EXERCISE GOAL: Collect from the data below each line with "JSON".

___ STORED DATA

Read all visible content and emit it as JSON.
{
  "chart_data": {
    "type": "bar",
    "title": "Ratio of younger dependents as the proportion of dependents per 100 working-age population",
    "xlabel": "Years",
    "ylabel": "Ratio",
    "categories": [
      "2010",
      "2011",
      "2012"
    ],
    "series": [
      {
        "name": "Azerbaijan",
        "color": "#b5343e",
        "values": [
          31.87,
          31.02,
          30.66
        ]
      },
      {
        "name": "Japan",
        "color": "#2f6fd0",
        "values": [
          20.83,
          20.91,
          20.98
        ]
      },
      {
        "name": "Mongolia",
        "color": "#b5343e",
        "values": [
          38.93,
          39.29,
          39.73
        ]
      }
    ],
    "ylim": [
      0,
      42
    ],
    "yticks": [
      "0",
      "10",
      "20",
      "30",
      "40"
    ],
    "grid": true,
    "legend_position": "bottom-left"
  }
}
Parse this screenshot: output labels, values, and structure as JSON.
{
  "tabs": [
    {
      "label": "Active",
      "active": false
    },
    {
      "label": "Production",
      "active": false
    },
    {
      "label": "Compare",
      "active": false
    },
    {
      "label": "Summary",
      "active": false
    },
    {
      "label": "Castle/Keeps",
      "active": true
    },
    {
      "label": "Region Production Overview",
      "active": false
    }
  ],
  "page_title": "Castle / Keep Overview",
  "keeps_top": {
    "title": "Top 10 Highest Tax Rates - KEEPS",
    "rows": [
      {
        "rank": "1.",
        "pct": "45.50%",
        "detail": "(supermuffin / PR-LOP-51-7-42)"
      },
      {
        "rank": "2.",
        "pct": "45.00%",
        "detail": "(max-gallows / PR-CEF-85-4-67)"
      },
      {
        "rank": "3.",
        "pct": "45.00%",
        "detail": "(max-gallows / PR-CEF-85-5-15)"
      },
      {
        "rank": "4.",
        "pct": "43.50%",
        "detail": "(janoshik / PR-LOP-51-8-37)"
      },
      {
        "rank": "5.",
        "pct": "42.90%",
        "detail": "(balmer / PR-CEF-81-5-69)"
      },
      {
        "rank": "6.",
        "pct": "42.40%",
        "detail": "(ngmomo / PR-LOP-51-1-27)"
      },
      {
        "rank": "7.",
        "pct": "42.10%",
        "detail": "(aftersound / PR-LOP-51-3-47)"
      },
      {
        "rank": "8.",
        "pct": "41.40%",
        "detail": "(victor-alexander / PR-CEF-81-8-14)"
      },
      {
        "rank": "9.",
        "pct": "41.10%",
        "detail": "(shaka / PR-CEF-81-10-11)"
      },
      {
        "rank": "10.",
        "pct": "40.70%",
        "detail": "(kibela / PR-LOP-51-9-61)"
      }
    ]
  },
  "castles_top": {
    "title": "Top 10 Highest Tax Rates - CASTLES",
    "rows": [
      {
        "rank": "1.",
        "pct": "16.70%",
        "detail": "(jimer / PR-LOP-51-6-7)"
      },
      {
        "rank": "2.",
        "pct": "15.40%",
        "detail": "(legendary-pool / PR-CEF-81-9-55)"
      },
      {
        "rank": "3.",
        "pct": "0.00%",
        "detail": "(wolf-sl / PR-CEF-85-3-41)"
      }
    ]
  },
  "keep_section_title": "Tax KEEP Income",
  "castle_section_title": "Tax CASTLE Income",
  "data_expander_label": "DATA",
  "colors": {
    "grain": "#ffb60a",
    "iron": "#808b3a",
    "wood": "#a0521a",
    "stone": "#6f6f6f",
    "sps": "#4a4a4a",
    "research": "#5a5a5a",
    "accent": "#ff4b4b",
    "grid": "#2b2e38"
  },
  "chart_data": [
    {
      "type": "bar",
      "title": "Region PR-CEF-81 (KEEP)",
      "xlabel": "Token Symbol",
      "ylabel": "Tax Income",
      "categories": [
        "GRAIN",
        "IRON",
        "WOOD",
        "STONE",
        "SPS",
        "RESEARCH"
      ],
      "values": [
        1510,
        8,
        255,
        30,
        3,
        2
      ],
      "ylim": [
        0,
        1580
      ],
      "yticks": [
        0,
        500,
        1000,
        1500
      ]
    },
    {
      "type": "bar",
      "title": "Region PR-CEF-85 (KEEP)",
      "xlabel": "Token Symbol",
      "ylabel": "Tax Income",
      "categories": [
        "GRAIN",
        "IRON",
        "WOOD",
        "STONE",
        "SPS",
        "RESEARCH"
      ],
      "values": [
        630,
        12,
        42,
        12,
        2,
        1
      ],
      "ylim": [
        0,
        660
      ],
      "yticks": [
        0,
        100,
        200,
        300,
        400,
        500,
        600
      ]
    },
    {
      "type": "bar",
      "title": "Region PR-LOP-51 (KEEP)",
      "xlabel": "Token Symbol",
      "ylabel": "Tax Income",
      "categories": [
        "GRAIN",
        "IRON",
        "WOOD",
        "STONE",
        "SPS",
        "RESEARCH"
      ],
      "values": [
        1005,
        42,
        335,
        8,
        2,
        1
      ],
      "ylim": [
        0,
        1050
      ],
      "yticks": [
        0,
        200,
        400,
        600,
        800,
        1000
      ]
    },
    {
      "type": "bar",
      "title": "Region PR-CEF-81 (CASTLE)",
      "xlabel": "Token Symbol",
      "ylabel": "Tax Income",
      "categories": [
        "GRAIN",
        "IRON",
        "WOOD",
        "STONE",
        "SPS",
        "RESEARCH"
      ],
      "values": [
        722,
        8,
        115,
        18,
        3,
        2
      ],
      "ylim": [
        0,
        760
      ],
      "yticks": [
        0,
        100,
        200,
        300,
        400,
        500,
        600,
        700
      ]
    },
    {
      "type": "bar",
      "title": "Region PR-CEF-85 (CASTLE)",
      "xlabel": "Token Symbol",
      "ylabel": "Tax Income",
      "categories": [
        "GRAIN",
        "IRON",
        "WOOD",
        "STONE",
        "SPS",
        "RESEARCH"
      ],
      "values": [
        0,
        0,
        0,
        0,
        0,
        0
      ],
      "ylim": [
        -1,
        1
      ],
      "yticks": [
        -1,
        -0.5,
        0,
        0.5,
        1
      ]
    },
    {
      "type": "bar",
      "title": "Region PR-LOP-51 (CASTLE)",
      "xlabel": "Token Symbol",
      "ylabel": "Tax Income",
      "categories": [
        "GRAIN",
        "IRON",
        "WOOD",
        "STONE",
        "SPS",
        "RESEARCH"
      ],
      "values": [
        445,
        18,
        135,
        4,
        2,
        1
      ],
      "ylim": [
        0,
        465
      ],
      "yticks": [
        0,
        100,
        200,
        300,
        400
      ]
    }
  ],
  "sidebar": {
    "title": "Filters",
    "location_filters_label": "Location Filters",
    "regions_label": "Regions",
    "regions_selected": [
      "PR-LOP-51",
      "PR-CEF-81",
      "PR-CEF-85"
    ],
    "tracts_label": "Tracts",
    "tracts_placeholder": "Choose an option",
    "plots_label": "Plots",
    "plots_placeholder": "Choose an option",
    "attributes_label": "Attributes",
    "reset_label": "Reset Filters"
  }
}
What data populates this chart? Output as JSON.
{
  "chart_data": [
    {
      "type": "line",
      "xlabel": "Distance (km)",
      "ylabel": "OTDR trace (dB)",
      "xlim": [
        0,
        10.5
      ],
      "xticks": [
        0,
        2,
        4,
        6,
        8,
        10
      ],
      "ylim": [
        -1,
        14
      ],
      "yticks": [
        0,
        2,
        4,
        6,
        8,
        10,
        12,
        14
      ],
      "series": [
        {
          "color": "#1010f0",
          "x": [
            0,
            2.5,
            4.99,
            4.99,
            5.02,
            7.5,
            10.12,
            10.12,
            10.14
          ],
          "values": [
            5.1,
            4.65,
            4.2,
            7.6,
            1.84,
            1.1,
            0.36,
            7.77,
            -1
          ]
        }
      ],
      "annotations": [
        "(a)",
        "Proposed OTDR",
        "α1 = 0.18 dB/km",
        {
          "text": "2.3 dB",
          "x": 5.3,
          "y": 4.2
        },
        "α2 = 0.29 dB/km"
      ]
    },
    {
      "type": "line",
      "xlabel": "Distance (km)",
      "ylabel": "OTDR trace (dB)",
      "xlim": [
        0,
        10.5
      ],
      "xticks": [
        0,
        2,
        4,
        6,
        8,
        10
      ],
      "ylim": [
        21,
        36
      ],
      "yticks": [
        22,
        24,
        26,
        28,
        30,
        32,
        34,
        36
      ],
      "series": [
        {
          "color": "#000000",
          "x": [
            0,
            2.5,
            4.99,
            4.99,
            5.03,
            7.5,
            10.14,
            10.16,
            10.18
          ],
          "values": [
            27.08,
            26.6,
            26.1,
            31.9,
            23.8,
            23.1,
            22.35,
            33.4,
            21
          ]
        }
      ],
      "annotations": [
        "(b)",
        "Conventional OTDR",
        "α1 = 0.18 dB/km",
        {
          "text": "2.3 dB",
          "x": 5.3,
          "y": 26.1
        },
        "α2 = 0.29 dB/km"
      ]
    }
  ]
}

______

FULL SOLUTION:
Read all visible content and emit it as JSON.
Parse this screenshot: output labels, values, and structure as JSON.
What data populates this chart? Output as JSON.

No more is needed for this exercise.